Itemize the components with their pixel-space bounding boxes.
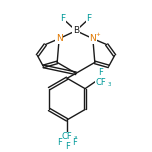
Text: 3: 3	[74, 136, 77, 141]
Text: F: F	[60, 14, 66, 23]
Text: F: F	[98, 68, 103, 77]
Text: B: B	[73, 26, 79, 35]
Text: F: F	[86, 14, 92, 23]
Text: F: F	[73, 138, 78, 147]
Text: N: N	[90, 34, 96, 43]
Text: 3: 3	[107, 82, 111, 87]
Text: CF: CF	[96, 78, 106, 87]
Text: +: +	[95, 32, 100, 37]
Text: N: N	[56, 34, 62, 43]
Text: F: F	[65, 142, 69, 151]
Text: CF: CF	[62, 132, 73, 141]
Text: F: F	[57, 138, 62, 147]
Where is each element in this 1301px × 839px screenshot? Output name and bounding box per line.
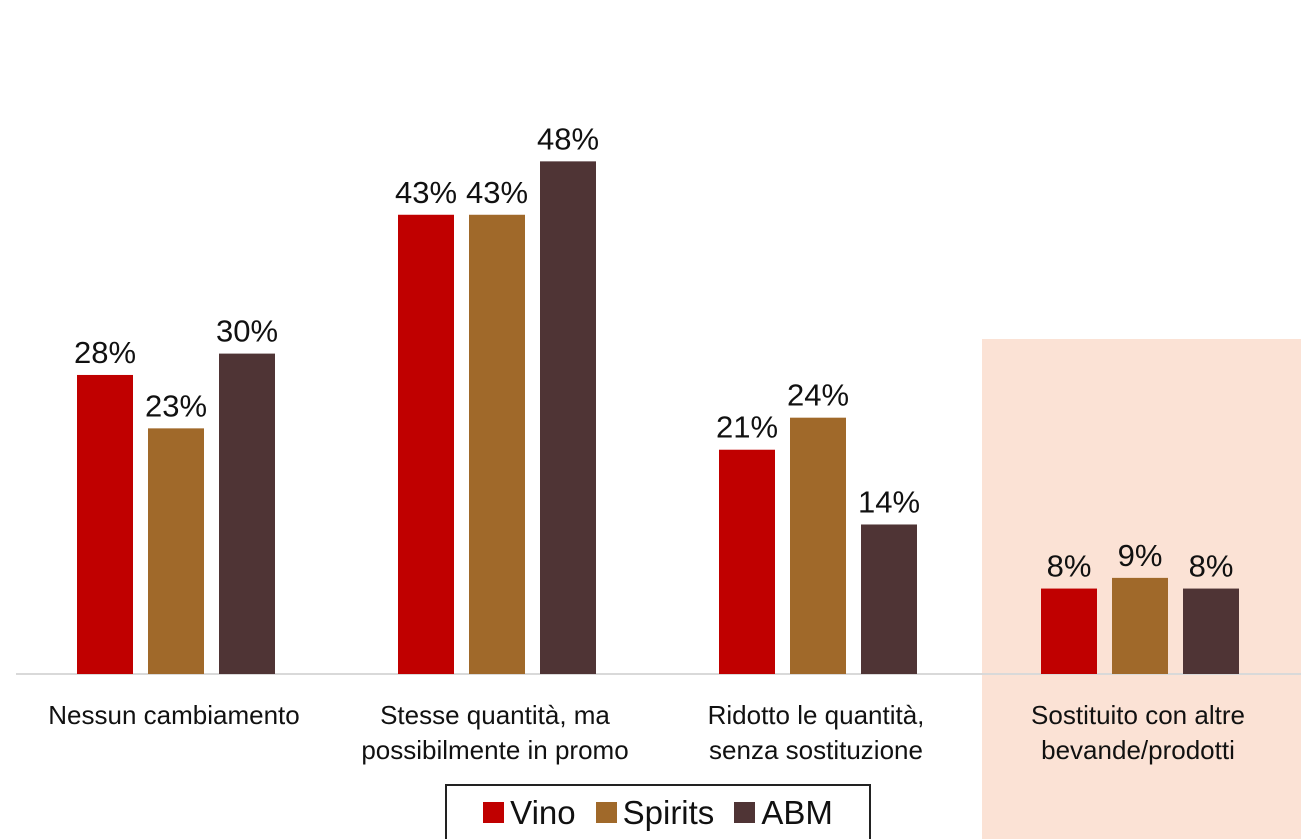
--
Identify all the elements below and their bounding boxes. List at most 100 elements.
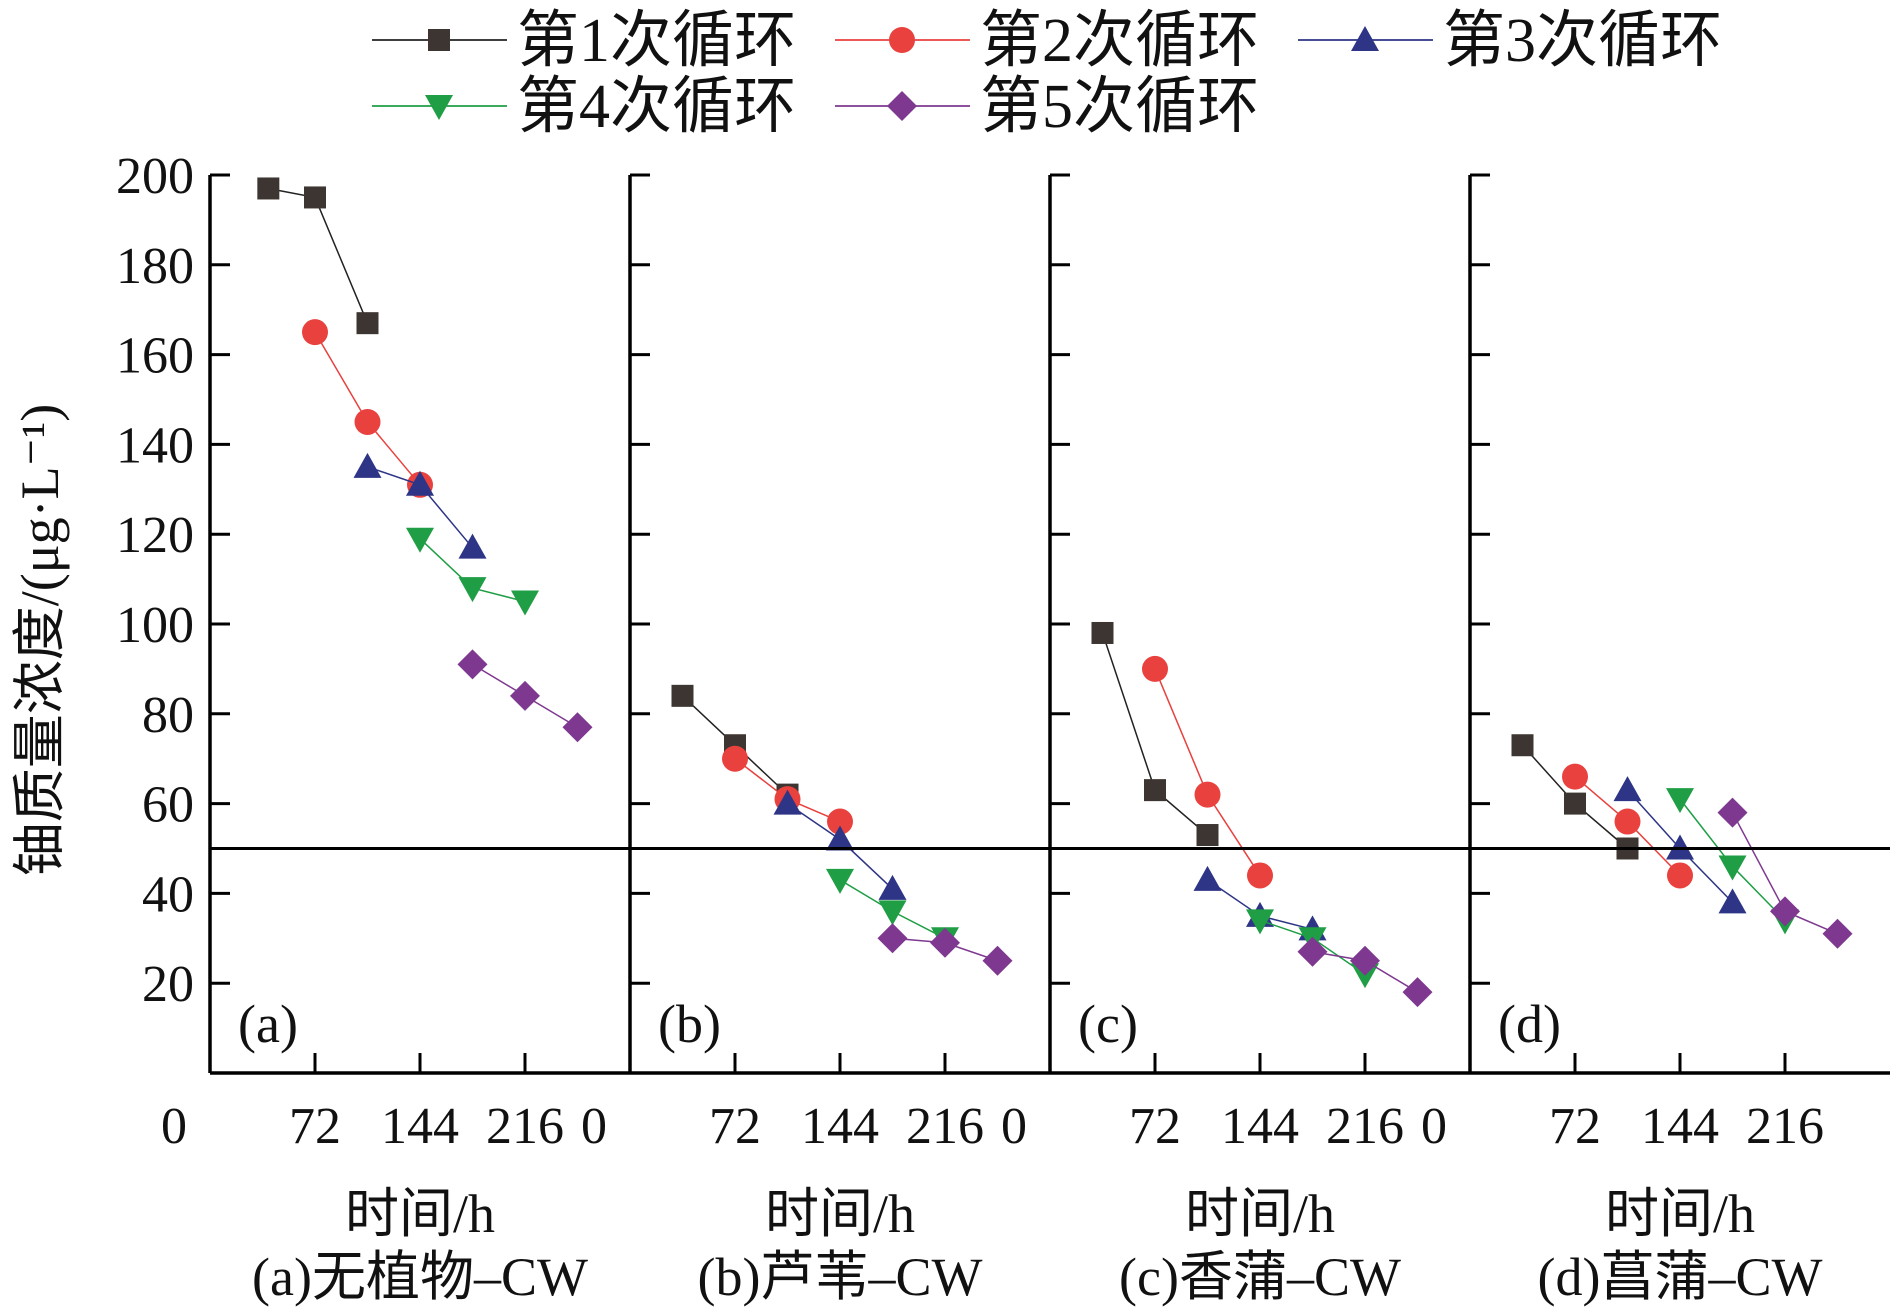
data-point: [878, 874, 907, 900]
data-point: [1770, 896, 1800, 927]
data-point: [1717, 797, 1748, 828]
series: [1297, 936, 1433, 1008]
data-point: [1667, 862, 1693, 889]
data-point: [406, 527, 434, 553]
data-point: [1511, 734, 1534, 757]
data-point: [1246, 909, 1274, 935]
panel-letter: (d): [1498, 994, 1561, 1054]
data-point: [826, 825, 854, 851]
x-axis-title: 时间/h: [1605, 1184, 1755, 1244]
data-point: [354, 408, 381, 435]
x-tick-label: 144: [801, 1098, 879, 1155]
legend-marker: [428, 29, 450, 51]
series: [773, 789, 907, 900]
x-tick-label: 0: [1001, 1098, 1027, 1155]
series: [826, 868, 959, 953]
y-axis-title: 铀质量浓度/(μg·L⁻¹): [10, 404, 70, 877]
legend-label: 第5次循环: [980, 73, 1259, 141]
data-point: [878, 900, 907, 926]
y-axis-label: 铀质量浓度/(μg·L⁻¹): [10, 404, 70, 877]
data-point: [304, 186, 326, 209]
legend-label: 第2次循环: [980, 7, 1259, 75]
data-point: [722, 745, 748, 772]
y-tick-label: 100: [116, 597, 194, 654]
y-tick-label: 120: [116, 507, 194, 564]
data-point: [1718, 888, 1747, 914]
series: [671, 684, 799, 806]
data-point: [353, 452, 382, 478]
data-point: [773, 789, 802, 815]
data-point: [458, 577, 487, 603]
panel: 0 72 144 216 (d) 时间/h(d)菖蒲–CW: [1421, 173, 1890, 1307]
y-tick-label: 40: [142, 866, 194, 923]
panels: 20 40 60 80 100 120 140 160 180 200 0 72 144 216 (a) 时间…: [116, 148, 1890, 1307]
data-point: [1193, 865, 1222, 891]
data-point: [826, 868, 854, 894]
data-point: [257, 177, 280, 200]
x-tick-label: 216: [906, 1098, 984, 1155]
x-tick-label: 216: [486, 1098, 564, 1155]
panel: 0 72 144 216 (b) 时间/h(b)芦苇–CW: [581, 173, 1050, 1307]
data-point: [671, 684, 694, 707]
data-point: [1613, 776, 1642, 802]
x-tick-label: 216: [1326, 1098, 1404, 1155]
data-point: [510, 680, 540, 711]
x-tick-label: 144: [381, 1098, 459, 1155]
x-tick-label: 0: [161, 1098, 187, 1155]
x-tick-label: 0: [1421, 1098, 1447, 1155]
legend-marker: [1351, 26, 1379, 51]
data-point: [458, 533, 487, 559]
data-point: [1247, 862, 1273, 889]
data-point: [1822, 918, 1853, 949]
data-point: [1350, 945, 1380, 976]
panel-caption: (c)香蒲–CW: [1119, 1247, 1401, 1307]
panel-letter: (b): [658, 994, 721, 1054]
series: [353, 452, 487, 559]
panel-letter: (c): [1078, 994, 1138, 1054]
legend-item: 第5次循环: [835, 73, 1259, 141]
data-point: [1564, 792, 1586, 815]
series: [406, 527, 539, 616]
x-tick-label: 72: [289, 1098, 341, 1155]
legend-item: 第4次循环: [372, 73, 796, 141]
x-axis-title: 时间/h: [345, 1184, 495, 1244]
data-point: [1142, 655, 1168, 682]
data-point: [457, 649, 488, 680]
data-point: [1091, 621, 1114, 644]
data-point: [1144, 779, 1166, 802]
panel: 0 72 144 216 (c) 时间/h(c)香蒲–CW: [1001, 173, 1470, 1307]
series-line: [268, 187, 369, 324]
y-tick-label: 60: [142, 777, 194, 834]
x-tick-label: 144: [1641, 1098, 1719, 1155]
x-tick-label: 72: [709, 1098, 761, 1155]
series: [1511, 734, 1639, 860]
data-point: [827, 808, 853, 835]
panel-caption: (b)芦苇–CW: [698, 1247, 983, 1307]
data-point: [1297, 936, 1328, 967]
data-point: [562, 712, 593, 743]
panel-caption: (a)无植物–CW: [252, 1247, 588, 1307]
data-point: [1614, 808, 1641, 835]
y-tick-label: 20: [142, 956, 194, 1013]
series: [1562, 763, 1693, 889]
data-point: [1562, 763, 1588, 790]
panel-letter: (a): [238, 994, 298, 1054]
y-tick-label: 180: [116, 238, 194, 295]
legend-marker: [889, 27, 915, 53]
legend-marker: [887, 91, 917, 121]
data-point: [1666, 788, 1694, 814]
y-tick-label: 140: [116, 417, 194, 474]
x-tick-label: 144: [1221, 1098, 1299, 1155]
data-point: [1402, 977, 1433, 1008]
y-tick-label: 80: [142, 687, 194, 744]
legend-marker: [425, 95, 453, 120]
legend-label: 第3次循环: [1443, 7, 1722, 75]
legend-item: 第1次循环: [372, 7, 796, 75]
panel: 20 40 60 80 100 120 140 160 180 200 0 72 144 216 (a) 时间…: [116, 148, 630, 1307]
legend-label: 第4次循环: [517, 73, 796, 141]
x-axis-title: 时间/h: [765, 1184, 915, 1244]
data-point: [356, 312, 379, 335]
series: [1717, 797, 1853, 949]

**Work to do**:
Begin at the line that has "Itemize the components" and stop after the line that has "Where is each". Render that stretch of data as a JSON list of strings, one string per line, with blank lines and the pictures left out.

**Solution to the problem**:
[
  "Itemize the components with their pixel-space bounding boxes.",
  "Text: 3: 3\t[74, 136, 77, 141]",
  "Text: F: F\t[60, 14, 66, 23]",
  "Text: F: F\t[98, 68, 103, 77]",
  "Text: B: B\t[73, 26, 79, 35]",
  "Text: F: F\t[86, 14, 92, 23]",
  "Text: F: F\t[73, 138, 78, 147]",
  "Text: N: N\t[90, 34, 96, 43]",
  "Text: 3: 3\t[107, 82, 111, 87]",
  "Text: CF: CF\t[96, 78, 106, 87]",
  "Text: +: +\t[95, 32, 100, 37]",
  "Text: N: N\t[56, 34, 62, 43]",
  "Text: F: F\t[65, 142, 69, 151]",
  "Text: CF: CF\t[62, 132, 73, 141]",
  "Text: F: F\t[57, 138, 62, 147]",
  "Where is each element in this 1301px × 839px screenshot? Output name and bounding box per line."
]